** BEGIN **
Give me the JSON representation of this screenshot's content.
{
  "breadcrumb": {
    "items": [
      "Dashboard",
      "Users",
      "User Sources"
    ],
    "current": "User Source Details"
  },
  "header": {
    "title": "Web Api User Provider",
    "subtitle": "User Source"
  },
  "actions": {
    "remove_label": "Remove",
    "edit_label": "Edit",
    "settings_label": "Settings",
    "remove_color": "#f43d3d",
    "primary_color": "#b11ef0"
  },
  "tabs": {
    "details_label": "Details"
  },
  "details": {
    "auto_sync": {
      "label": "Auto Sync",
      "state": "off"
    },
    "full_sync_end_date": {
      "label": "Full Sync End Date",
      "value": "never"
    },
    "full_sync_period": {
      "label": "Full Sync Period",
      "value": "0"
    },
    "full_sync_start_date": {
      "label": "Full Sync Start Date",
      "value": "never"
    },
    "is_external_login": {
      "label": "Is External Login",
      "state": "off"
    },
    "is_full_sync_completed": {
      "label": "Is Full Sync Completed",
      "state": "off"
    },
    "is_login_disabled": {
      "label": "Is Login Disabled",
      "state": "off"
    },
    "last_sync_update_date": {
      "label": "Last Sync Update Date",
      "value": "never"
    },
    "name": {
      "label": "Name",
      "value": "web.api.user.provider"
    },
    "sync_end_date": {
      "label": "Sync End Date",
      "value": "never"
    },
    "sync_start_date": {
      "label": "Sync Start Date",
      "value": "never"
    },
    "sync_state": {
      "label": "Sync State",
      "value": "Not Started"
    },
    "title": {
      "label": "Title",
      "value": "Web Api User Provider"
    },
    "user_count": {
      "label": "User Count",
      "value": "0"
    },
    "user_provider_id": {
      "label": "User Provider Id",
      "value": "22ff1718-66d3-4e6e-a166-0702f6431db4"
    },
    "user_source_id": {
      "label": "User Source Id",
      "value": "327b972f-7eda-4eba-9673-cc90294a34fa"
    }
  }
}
** END **
**What is expected**
Return all of the entries exactly as written.

**Result below**
Give me the JSON representation of this screenshot's content.
{
  "breadcrumb": {
    "items": [
      "Dashboard",
      "Users",
      "User Sources"
    ],
    "current": "User Source Details"
  },
  "header": {
    "title": "Web Api User Provider",
    "subtitle": "User Source"
  },
  "actions": {
    "remove_label": "Remove",
    "edit_label": "Edit",
    "settings_label": "Settings",
    "remove_color": "#f43d3d",
    "primary_color": "#b11ef0"
  },
  "tabs": {
    "details_label": "Details"
  },
  "details": {
    "auto_sync": {
      "label": "Auto Sync",
      "state": "off"
    },
    "full_sync_end_date": {
      "label": "Full Sync End Date",
      "value": "never"
    },
    "full_sync_period": {
      "label": "Full Sync Period",
      "value": "0"
    },
    "full_sync_start_date": {
      "label": "Full Sync Start Date",
      "value": "never"
    },
    "is_external_login": {
      "label": "Is External Login",
      "state": "off"
    },
    "is_full_sync_completed": {
      "label": "Is Full Sync Completed",
      "state": "off"
    },
    "is_login_disabled": {
      "label": "Is Login Disabled",
      "state": "off"
    },
    "last_sync_update_date": {
      "label": "Last Sync Update Date",
      "value": "never"
    },
    "name": {
      "label": "Name",
      "value": "web.api.user.provider"
    },
    "sync_end_date": {
      "label": "Sync End Date",
      "value": "never"
    },
    "sync_start_date": {
      "label": "Sync Start Date",
      "value": "never"
    },
    "sync_state": {
      "label": "Sync State",
      "value": "Not Started"
    },
    "title": {
      "label": "Title",
      "value": "Web Api User Provider"
    },
    "user_count": {
      "label": "User Count",
      "value": "0"
    },
    "user_provider_id": {
      "label": "User Provider Id",
      "value": "22ff1718-66d3-4e6e-a166-0702f6431db4"
    },
    "user_source_id": {
      "label": "User Source Id",
      "value": "327b972f-7eda-4eba-9673-cc90294a34fa"
    }
  }
}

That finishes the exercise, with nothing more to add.